REQUIRED TASK: Rewrite the data below, changing each "Black Friday" to "Cyber Monday" and keeping every other character the same.

-- Start --

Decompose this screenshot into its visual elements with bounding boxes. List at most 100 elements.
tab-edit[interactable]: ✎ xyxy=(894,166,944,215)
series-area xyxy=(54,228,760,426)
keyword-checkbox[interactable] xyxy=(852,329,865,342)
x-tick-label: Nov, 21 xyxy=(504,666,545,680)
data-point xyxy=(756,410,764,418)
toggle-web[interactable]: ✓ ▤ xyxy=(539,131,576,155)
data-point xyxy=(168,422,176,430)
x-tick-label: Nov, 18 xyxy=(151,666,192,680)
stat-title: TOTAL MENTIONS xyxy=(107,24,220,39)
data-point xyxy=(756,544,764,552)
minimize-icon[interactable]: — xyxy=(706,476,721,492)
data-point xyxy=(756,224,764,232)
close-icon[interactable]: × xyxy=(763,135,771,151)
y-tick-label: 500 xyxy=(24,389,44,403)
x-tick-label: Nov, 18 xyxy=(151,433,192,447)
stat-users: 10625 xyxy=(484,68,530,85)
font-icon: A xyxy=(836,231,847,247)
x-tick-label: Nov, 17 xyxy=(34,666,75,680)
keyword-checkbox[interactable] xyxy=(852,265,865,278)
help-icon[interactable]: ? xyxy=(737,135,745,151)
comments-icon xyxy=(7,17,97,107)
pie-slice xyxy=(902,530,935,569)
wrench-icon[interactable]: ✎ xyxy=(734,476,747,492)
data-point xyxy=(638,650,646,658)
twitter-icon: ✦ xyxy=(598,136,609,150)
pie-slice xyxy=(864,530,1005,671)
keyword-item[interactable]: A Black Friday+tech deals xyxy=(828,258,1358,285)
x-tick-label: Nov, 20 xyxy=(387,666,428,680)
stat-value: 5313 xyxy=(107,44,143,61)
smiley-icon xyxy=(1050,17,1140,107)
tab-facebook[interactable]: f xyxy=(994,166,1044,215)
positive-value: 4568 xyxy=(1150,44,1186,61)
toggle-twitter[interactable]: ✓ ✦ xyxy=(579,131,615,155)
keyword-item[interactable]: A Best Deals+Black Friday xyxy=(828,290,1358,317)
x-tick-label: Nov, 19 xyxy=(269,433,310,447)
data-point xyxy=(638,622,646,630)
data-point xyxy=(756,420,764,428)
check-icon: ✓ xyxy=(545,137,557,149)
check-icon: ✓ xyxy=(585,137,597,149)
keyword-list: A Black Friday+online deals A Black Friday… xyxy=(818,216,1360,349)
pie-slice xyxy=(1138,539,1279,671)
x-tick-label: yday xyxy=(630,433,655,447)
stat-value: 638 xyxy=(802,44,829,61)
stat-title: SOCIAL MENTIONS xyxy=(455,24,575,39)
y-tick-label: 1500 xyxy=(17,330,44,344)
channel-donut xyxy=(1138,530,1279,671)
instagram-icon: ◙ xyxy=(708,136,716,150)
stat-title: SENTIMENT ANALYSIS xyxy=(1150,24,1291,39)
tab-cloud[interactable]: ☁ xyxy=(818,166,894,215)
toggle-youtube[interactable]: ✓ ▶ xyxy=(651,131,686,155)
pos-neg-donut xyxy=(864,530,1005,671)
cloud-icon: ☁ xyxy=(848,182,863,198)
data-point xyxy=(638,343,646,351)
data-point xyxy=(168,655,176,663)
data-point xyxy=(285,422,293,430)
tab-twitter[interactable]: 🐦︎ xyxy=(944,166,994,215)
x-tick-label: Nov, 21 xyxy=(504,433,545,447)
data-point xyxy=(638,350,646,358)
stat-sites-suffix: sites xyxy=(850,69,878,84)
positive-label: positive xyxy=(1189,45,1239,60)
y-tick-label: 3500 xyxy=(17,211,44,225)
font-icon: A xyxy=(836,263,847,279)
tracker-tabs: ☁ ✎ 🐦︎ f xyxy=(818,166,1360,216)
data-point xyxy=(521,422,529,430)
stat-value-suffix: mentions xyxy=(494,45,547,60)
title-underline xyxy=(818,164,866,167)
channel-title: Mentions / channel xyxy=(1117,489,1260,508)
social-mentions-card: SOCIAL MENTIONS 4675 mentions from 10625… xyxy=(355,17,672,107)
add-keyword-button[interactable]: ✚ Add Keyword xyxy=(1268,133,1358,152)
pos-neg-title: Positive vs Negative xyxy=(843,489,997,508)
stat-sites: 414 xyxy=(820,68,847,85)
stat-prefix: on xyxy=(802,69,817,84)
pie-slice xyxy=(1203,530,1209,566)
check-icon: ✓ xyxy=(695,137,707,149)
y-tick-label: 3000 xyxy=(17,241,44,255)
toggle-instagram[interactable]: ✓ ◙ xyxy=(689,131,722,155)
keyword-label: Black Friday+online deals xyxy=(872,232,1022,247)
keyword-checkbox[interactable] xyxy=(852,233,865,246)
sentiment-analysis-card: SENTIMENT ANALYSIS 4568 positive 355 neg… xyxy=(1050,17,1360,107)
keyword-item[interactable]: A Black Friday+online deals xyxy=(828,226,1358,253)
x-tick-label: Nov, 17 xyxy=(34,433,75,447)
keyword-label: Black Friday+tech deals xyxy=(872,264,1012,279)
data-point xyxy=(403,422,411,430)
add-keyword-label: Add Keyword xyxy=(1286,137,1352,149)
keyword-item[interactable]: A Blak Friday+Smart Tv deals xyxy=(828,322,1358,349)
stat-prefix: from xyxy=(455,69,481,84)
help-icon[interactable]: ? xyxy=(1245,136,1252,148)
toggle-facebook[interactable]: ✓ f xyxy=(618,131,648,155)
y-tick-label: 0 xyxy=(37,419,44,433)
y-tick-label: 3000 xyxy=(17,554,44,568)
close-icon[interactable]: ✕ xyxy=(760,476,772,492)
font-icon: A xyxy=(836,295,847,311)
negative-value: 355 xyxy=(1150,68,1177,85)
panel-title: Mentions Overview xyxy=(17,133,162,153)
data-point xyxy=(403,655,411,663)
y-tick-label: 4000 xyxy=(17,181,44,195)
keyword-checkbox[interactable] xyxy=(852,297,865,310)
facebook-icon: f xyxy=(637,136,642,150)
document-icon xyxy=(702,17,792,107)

-- End --

SOLUTION TO THIS EXERCISE:
Decompose this screenshot into its visual elements with bounding boxes. List at most 100 elements.
tab-edit[interactable]: ✎ xyxy=(894,166,944,215)
series-area xyxy=(54,228,760,426)
keyword-checkbox[interactable] xyxy=(852,329,865,342)
x-tick-label: Nov, 21 xyxy=(504,666,545,680)
data-point xyxy=(756,410,764,418)
toggle-web[interactable]: ✓ ▤ xyxy=(539,131,576,155)
data-point xyxy=(168,422,176,430)
x-tick-label: Nov, 18 xyxy=(151,666,192,680)
stat-title: TOTAL MENTIONS xyxy=(107,24,220,39)
data-point xyxy=(756,544,764,552)
minimize-icon[interactable]: — xyxy=(706,476,721,492)
data-point xyxy=(756,224,764,232)
close-icon[interactable]: × xyxy=(763,135,771,151)
y-tick-label: 500 xyxy=(24,389,44,403)
x-tick-label: Nov, 18 xyxy=(151,433,192,447)
stat-users: 10625 xyxy=(484,68,530,85)
font-icon: A xyxy=(836,231,847,247)
x-tick-label: Nov, 17 xyxy=(34,666,75,680)
keyword-checkbox[interactable] xyxy=(852,265,865,278)
help-icon[interactable]: ? xyxy=(737,135,745,151)
comments-icon xyxy=(7,17,97,107)
pie-slice xyxy=(902,530,935,569)
wrench-icon[interactable]: ✎ xyxy=(734,476,747,492)
data-point xyxy=(638,650,646,658)
twitter-icon: ✦ xyxy=(598,136,609,150)
pie-slice xyxy=(864,530,1005,671)
keyword-item[interactable]: A Cyber Monday+tech deals xyxy=(828,258,1358,285)
x-tick-label: Nov, 20 xyxy=(387,666,428,680)
stat-value: 5313 xyxy=(107,44,143,61)
smiley-icon xyxy=(1050,17,1140,107)
tab-facebook[interactable]: f xyxy=(994,166,1044,215)
positive-value: 4568 xyxy=(1150,44,1186,61)
toggle-twitter[interactable]: ✓ ✦ xyxy=(579,131,615,155)
keyword-item[interactable]: A Best Deals+Cyber Monday xyxy=(828,290,1358,317)
x-tick-label: Nov, 19 xyxy=(269,433,310,447)
data-point xyxy=(638,622,646,630)
data-point xyxy=(756,420,764,428)
check-icon: ✓ xyxy=(545,137,557,149)
check-icon: ✓ xyxy=(585,137,597,149)
keyword-list: A Cyber Monday+online deals A Cyber Monday… xyxy=(818,216,1360,349)
pie-slice xyxy=(1138,539,1279,671)
x-tick-label: yday xyxy=(630,433,655,447)
stat-value: 638 xyxy=(802,44,829,61)
stat-title: SOCIAL MENTIONS xyxy=(455,24,575,39)
y-tick-label: 1500 xyxy=(17,330,44,344)
channel-donut xyxy=(1138,530,1279,671)
instagram-icon: ◙ xyxy=(708,136,716,150)
stat-title: SENTIMENT ANALYSIS xyxy=(1150,24,1291,39)
tab-cloud[interactable]: ☁ xyxy=(818,166,894,215)
toggle-youtube[interactable]: ✓ ▶ xyxy=(651,131,686,155)
pos-neg-donut xyxy=(864,530,1005,671)
cloud-icon: ☁ xyxy=(848,182,863,198)
data-point xyxy=(638,343,646,351)
data-point xyxy=(168,655,176,663)
data-point xyxy=(285,422,293,430)
tab-twitter[interactable]: 🐦︎ xyxy=(944,166,994,215)
x-tick-label: Nov, 21 xyxy=(504,433,545,447)
data-point xyxy=(638,350,646,358)
stat-sites-suffix: sites xyxy=(850,69,878,84)
positive-label: positive xyxy=(1189,45,1239,60)
y-tick-label: 3500 xyxy=(17,211,44,225)
font-icon: A xyxy=(836,263,847,279)
tracker-tabs: ☁ ✎ 🐦︎ f xyxy=(818,166,1360,216)
data-point xyxy=(521,422,529,430)
stat-value-suffix: mentions xyxy=(494,45,547,60)
title-underline xyxy=(818,164,866,167)
channel-title: Mentions / channel xyxy=(1117,489,1260,508)
social-mentions-card: SOCIAL MENTIONS 4675 mentions from 10625… xyxy=(355,17,672,107)
add-keyword-button[interactable]: ✚ Add Keyword xyxy=(1268,133,1358,152)
pos-neg-title: Positive vs Negative xyxy=(843,489,997,508)
stat-sites: 414 xyxy=(820,68,847,85)
stat-prefix: on xyxy=(802,69,817,84)
pie-slice xyxy=(1203,530,1209,566)
check-icon: ✓ xyxy=(695,137,707,149)
y-tick-label: 3000 xyxy=(17,241,44,255)
toggle-instagram[interactable]: ✓ ◙ xyxy=(689,131,722,155)
keyword-label: Cyber Monday+online deals xyxy=(872,232,1022,247)
keyword-checkbox[interactable] xyxy=(852,233,865,246)
sentiment-analysis-card: SENTIMENT ANALYSIS 4568 positive 355 neg… xyxy=(1050,17,1360,107)
keyword-item[interactable]: A Cyber Monday+online deals xyxy=(828,226,1358,253)
x-tick-label: Nov, 17 xyxy=(34,433,75,447)
keyword-label: Cyber Monday+tech deals xyxy=(872,264,1012,279)
data-point xyxy=(403,422,411,430)
add-keyword-label: Add Keyword xyxy=(1286,137,1352,149)
keyword-item[interactable]: A Blak Friday+Smart Tv deals xyxy=(828,322,1358,349)
stat-prefix: from xyxy=(455,69,481,84)
help-icon[interactable]: ? xyxy=(1245,136,1252,148)
toggle-facebook[interactable]: ✓ f xyxy=(618,131,648,155)
y-tick-label: 0 xyxy=(37,419,44,433)
y-tick-label: 3000 xyxy=(17,554,44,568)
close-icon[interactable]: ✕ xyxy=(760,476,772,492)
font-icon: A xyxy=(836,295,847,311)
negative-value: 355 xyxy=(1150,68,1177,85)
panel-title: Mentions Overview xyxy=(17,133,162,153)
data-point xyxy=(403,655,411,663)
y-tick-label: 4000 xyxy=(17,181,44,195)
keyword-checkbox[interactable] xyxy=(852,297,865,310)
facebook-icon: f xyxy=(637,136,642,150)
document-icon xyxy=(702,17,792,107)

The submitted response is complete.